#### Problem details:
Reproduce the following data exactly, minus any images.

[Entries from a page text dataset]
────────────────────
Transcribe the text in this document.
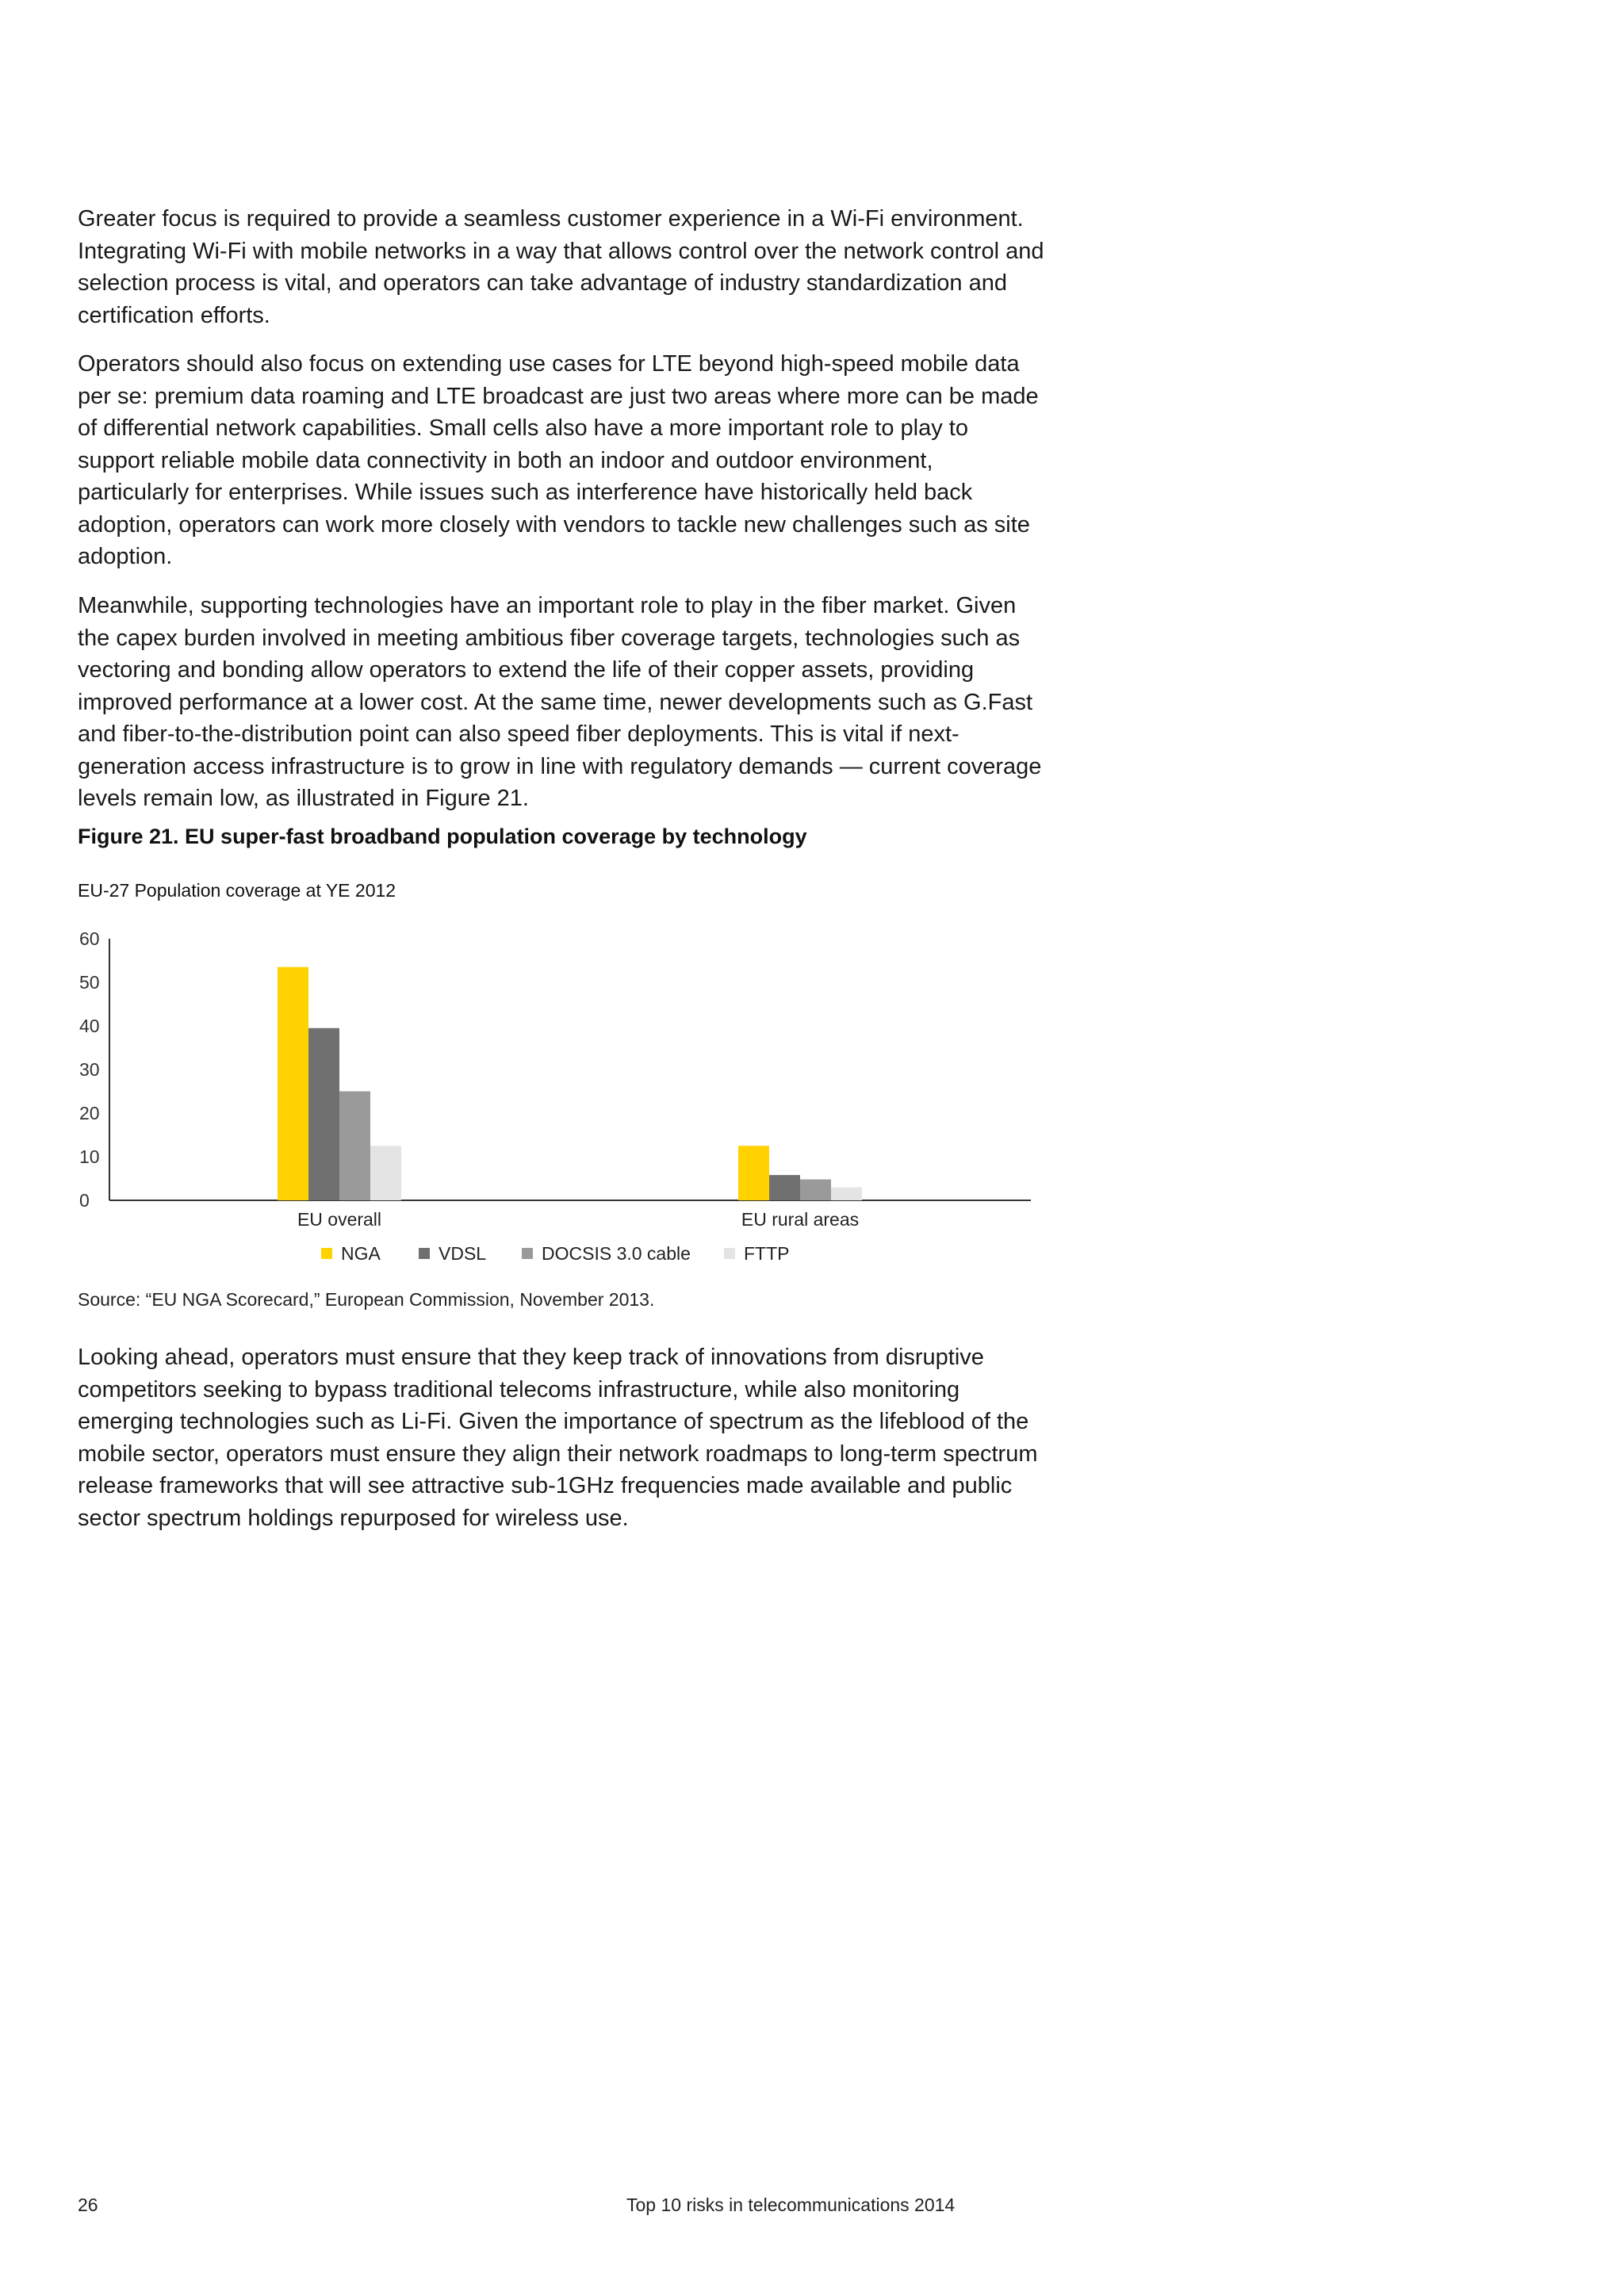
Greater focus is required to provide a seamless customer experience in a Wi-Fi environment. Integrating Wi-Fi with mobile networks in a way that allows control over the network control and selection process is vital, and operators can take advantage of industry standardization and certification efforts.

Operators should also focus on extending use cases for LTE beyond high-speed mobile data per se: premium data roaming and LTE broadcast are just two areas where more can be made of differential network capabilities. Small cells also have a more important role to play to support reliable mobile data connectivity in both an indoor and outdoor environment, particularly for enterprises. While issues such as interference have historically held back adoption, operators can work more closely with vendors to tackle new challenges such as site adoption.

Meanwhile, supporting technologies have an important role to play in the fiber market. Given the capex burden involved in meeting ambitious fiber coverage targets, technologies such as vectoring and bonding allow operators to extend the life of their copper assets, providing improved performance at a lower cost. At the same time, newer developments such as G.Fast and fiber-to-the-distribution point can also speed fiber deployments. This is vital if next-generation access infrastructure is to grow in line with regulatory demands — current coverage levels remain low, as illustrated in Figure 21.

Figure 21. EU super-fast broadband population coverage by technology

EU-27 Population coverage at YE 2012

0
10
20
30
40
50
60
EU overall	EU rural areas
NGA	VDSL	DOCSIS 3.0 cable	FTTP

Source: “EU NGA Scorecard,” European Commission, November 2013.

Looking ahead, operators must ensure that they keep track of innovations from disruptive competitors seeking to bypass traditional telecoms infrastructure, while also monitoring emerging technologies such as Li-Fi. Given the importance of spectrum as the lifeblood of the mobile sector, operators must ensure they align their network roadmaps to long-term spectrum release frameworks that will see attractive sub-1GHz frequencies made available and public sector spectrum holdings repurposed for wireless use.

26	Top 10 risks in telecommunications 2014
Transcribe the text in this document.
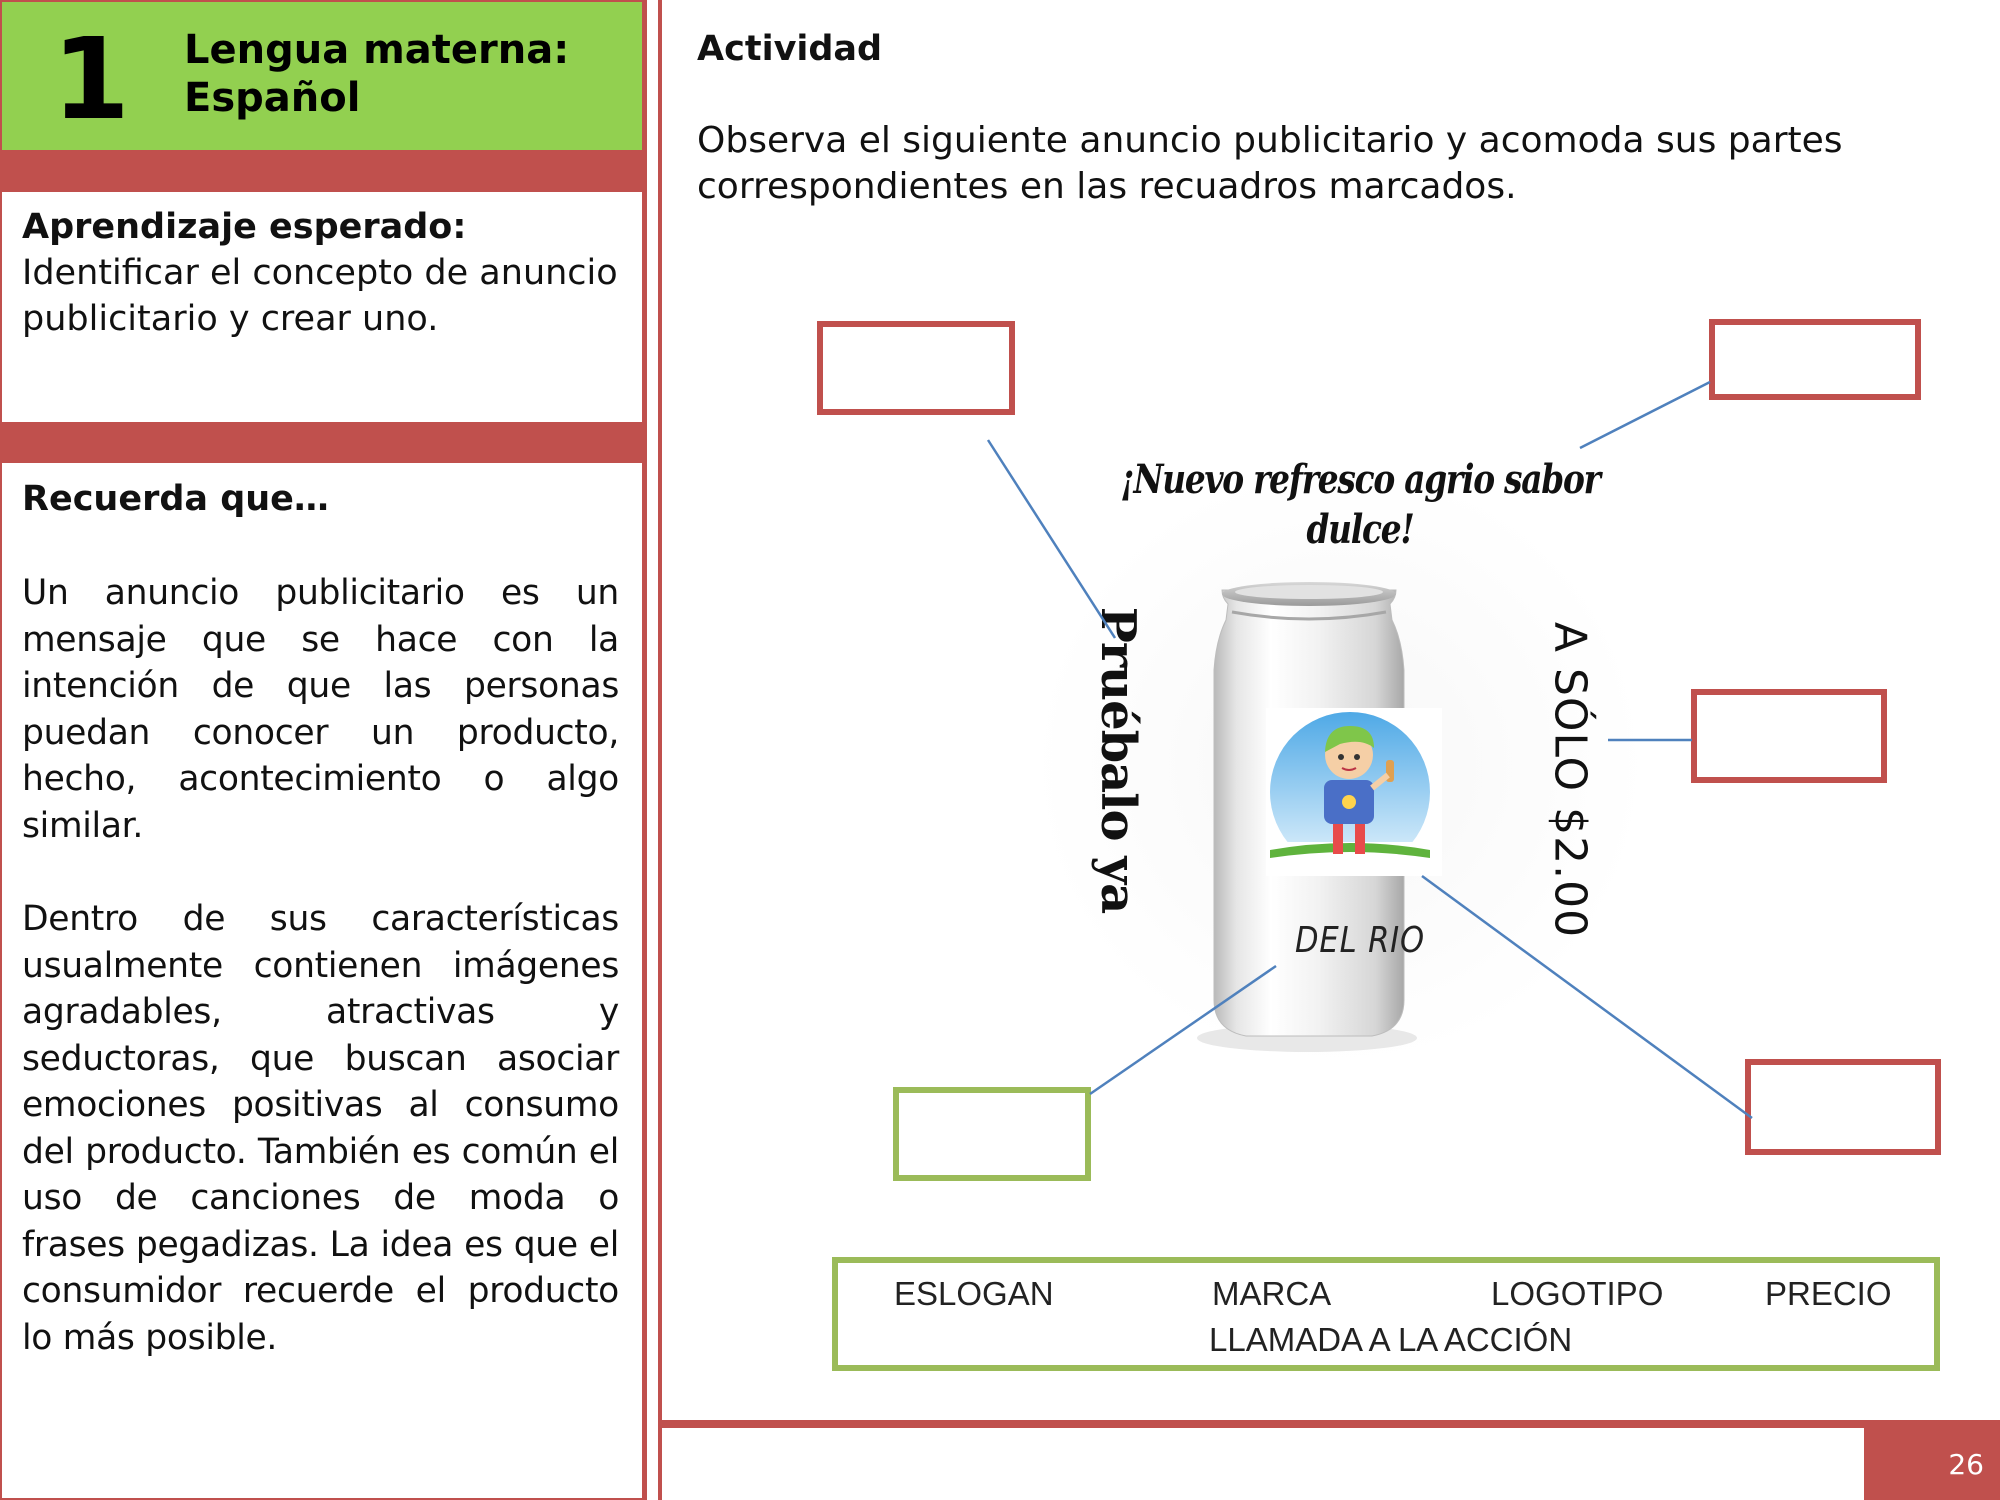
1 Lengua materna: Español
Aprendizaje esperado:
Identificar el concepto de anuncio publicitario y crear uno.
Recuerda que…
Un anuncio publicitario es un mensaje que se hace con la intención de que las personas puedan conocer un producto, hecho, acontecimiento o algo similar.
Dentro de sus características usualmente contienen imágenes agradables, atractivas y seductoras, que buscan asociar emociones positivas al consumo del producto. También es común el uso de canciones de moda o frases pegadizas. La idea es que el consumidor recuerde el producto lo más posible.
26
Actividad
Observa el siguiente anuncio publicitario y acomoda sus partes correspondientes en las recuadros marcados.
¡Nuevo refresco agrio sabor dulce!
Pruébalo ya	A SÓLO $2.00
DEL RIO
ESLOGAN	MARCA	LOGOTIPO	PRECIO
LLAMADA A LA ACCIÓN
────────────────────
#### Answer section:
Transcribe the text in this document.
Greater focus is required to provide a seamless customer experience in a Wi-Fi environment. Integrating Wi-Fi with mobile networks in a way that allows control over the network control and selection process is vital, and operators can take advantage of industry standardization and certification efforts.

Operators should also focus on extending use cases for LTE beyond high-speed mobile data per se: premium data roaming and LTE broadcast are just two areas where more can be made of differential network capabilities. Small cells also have a more important role to play to support reliable mobile data connectivity in both an indoor and outdoor environment, particularly for enterprises. While issues such as interference have historically held back adoption, operators can work more closely with vendors to tackle new challenges such as site adoption.

Meanwhile, supporting technologies have an important role to play in the fiber market. Given the capex burden involved in meeting ambitious fiber coverage targets, technologies such as vectoring and bonding allow operators to extend the life of their copper assets, providing improved performance at a lower cost. At the same time, newer developments such as G.Fast and fiber-to-the-distribution point can also speed fiber deployments. This is vital if next-generation access infrastructure is to grow in line with regulatory demands — current coverage levels remain low, as illustrated in Figure 21.

Figure 21. EU super-fast broadband population coverage by technology

EU-27 Population coverage at YE 2012

0
10
20
30
40
50
60
EU overall	EU rural areas
NGA	VDSL	DOCSIS 3.0 cable	FTTP

Source: “EU NGA Scorecard,” European Commission, November 2013.

Looking ahead, operators must ensure that they keep track of innovations from disruptive competitors seeking to bypass traditional telecoms infrastructure, while also monitoring emerging technologies such as Li-Fi. Given the importance of spectrum as the lifeblood of the mobile sector, operators must ensure they align their network roadmaps to long-term spectrum release frameworks that will see attractive sub-1GHz frequencies made available and public sector spectrum holdings repurposed for wireless use.

26	Top 10 risks in telecommunications 2014
Transcribe the text in this document.
1 Lengua materna: Español
Aprendizaje esperado:
Identificar el concepto de anuncio publicitario y crear uno.
Recuerda que…
Un anuncio publicitario es un mensaje que se hace con la intención de que las personas puedan conocer un producto, hecho, acontecimiento o algo similar.
Dentro de sus características usualmente contienen imágenes agradables, atractivas y seductoras, que buscan asociar emociones positivas al consumo del producto. También es común el uso de canciones de moda o frases pegadizas. La idea es que el consumidor recuerde el producto lo más posible.
26
Actividad
Observa el siguiente anuncio publicitario y acomoda sus partes correspondientes en las recuadros marcados.
¡Nuevo refresco agrio sabor dulce!
Pruébalo ya	A SÓLO $2.00
DEL RIO
ESLOGAN	MARCA	LOGOTIPO	PRECIO
LLAMADA A LA ACCIÓN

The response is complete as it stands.